- _Dataset records_
________________

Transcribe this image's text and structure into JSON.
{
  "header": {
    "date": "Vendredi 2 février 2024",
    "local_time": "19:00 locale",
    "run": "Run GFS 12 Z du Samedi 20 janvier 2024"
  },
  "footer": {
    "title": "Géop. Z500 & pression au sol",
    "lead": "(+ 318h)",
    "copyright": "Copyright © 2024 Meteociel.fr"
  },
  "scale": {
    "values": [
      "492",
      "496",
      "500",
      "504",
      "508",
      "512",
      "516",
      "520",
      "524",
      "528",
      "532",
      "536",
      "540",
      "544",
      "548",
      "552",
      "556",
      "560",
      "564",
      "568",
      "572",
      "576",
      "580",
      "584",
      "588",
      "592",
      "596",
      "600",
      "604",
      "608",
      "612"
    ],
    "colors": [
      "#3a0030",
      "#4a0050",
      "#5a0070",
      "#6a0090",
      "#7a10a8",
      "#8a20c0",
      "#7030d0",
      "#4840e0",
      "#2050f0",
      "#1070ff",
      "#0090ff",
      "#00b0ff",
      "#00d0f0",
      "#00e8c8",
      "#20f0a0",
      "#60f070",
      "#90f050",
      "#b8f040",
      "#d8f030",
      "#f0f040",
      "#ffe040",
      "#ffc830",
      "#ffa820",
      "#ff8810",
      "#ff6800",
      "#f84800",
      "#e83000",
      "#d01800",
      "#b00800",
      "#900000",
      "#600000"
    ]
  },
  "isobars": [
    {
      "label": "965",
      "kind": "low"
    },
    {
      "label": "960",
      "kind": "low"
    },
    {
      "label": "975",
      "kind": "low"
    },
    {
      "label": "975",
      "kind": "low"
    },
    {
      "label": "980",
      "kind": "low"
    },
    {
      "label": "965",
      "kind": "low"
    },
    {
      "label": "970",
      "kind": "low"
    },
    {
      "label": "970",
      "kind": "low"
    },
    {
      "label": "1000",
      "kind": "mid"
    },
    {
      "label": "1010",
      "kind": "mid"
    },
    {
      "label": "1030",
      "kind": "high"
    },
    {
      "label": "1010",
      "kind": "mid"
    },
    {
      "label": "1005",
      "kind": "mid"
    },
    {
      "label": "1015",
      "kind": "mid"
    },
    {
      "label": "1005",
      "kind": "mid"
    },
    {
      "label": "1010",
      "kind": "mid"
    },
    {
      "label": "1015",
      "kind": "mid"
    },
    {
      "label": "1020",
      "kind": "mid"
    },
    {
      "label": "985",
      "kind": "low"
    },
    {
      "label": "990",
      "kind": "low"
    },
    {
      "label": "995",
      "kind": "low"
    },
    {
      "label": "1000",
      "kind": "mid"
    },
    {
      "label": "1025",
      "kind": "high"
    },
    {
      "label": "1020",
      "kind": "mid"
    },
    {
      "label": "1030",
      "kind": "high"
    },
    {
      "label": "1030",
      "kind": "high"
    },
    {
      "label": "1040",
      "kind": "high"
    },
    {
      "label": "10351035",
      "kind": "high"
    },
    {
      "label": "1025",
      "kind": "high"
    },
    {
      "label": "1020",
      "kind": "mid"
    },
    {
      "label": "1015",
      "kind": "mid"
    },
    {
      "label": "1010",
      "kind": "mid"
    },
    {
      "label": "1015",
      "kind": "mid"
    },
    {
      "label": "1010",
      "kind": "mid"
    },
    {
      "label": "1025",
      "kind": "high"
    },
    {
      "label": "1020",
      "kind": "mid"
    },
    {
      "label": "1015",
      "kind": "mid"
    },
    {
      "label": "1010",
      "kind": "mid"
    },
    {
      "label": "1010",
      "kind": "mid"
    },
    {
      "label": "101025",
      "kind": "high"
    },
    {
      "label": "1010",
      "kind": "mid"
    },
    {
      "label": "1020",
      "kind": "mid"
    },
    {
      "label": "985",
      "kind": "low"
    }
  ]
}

________________

- _Exercise brief_
Reproduce each entry above exactly, keeping every word.

- _Exercise solution_
Transcribe this image's text and structure into JSON.
{
  "header": {
    "date": "Vendredi 2 février 2024",
    "local_time": "19:00 locale",
    "run": "Run GFS 12 Z du Samedi 20 janvier 2024"
  },
  "footer": {
    "title": "Géop. Z500 & pression au sol",
    "lead": "(+ 318h)",
    "copyright": "Copyright © 2024 Meteociel.fr"
  },
  "scale": {
    "values": [
      "492",
      "496",
      "500",
      "504",
      "508",
      "512",
      "516",
      "520",
      "524",
      "528",
      "532",
      "536",
      "540",
      "544",
      "548",
      "552",
      "556",
      "560",
      "564",
      "568",
      "572",
      "576",
      "580",
      "584",
      "588",
      "592",
      "596",
      "600",
      "604",
      "608",
      "612"
    ],
    "colors": [
      "#3a0030",
      "#4a0050",
      "#5a0070",
      "#6a0090",
      "#7a10a8",
      "#8a20c0",
      "#7030d0",
      "#4840e0",
      "#2050f0",
      "#1070ff",
      "#0090ff",
      "#00b0ff",
      "#00d0f0",
      "#00e8c8",
      "#20f0a0",
      "#60f070",
      "#90f050",
      "#b8f040",
      "#d8f030",
      "#f0f040",
      "#ffe040",
      "#ffc830",
      "#ffa820",
      "#ff8810",
      "#ff6800",
      "#f84800",
      "#e83000",
      "#d01800",
      "#b00800",
      "#900000",
      "#600000"
    ]
  },
  "isobars": [
    {
      "label": "965",
      "kind": "low"
    },
    {
      "label": "960",
      "kind": "low"
    },
    {
      "label": "975",
      "kind": "low"
    },
    {
      "label": "975",
      "kind": "low"
    },
    {
      "label": "980",
      "kind": "low"
    },
    {
      "label": "965",
      "kind": "low"
    },
    {
      "label": "970",
      "kind": "low"
    },
    {
      "label": "970",
      "kind": "low"
    },
    {
      "label": "1000",
      "kind": "mid"
    },
    {
      "label": "1010",
      "kind": "mid"
    },
    {
      "label": "1030",
      "kind": "high"
    },
    {
      "label": "1010",
      "kind": "mid"
    },
    {
      "label": "1005",
      "kind": "mid"
    },
    {
      "label": "1015",
      "kind": "mid"
    },
    {
      "label": "1005",
      "kind": "mid"
    },
    {
      "label": "1010",
      "kind": "mid"
    },
    {
      "label": "1015",
      "kind": "mid"
    },
    {
      "label": "1020",
      "kind": "mid"
    },
    {
      "label": "985",
      "kind": "low"
    },
    {
      "label": "990",
      "kind": "low"
    },
    {
      "label": "995",
      "kind": "low"
    },
    {
      "label": "1000",
      "kind": "mid"
    },
    {
      "label": "1025",
      "kind": "high"
    },
    {
      "label": "1020",
      "kind": "mid"
    },
    {
      "label": "1030",
      "kind": "high"
    },
    {
      "label": "1030",
      "kind": "high"
    },
    {
      "label": "1040",
      "kind": "high"
    },
    {
      "label": "10351035",
      "kind": "high"
    },
    {
      "label": "1025",
      "kind": "high"
    },
    {
      "label": "1020",
      "kind": "mid"
    },
    {
      "label": "1015",
      "kind": "mid"
    },
    {
      "label": "1010",
      "kind": "mid"
    },
    {
      "label": "1015",
      "kind": "mid"
    },
    {
      "label": "1010",
      "kind": "mid"
    },
    {
      "label": "1025",
      "kind": "high"
    },
    {
      "label": "1020",
      "kind": "mid"
    },
    {
      "label": "1015",
      "kind": "mid"
    },
    {
      "label": "1010",
      "kind": "mid"
    },
    {
      "label": "1010",
      "kind": "mid"
    },
    {
      "label": "101025",
      "kind": "high"
    },
    {
      "label": "1010",
      "kind": "mid"
    },
    {
      "label": "1020",
      "kind": "mid"
    },
    {
      "label": "985",
      "kind": "low"
    }
  ]
}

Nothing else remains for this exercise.